- WRITTEN INSTRUCTION
Each line containing the word "this" must be reported.

- TASK INPUTS
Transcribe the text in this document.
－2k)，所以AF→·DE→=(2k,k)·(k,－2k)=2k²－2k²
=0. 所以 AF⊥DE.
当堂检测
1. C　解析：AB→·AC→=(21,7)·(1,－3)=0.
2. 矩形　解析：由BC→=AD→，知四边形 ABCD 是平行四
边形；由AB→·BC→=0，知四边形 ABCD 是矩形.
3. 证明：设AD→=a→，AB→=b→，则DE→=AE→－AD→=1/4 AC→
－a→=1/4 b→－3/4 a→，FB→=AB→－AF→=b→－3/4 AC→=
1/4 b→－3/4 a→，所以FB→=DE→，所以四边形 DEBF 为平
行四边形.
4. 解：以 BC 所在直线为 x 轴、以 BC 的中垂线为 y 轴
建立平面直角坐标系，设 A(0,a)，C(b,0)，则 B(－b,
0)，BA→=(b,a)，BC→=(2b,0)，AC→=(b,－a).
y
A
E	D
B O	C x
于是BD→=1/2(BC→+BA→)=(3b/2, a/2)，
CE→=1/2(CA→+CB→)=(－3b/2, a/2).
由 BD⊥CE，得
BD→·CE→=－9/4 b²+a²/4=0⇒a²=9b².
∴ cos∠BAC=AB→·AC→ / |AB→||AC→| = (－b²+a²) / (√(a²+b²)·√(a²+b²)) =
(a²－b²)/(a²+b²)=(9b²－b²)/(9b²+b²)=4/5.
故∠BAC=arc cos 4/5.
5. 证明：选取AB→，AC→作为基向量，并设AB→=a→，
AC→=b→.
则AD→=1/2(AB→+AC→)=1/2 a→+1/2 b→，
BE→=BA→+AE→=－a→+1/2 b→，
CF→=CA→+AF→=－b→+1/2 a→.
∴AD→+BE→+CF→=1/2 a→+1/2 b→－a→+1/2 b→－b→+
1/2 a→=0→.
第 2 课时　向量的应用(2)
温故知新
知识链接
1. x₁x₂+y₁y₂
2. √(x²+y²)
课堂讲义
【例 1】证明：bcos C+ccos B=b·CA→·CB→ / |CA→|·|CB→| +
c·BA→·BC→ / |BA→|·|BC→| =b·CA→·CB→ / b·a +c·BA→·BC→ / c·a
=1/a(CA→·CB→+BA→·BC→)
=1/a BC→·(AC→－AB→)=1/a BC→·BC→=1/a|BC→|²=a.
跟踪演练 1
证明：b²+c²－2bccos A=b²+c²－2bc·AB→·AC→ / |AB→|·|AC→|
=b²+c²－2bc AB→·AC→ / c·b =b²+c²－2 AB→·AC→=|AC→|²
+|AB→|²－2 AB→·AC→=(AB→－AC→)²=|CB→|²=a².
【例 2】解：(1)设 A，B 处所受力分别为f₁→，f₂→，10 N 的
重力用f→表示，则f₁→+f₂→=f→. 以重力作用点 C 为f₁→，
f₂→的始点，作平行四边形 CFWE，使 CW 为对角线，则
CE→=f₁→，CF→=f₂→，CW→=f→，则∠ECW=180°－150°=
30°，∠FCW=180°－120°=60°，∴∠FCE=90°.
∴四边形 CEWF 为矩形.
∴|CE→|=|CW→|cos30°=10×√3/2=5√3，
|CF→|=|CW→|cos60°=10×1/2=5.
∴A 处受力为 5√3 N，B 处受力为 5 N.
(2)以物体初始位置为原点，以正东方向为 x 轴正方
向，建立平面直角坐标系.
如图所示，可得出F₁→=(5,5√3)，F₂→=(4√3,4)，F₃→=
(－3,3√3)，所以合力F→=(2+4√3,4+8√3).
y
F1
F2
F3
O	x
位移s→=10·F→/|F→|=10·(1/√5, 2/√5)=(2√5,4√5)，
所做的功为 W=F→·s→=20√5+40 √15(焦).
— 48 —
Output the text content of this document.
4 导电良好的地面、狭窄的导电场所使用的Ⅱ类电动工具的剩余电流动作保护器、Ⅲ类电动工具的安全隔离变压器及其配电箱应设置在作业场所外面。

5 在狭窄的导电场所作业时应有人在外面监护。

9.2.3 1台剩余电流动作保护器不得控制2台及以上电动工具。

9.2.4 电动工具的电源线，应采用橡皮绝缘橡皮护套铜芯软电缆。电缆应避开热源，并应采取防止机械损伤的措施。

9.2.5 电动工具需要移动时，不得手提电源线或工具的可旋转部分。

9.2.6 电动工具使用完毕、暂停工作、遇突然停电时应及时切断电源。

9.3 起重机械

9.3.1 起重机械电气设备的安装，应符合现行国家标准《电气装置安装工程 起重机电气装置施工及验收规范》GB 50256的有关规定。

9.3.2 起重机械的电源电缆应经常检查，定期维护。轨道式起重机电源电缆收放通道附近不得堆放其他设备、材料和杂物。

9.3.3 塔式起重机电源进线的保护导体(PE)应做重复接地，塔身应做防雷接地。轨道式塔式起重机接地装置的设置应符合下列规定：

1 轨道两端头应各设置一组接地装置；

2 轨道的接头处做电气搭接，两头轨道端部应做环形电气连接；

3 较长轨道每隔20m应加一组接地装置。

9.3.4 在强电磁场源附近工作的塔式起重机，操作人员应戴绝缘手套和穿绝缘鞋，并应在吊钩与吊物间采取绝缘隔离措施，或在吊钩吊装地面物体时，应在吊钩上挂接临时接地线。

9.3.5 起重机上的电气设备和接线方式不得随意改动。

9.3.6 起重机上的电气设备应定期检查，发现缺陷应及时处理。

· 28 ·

- FINAL RESULT
Transcribe the text in this document.
Output the text content of this document.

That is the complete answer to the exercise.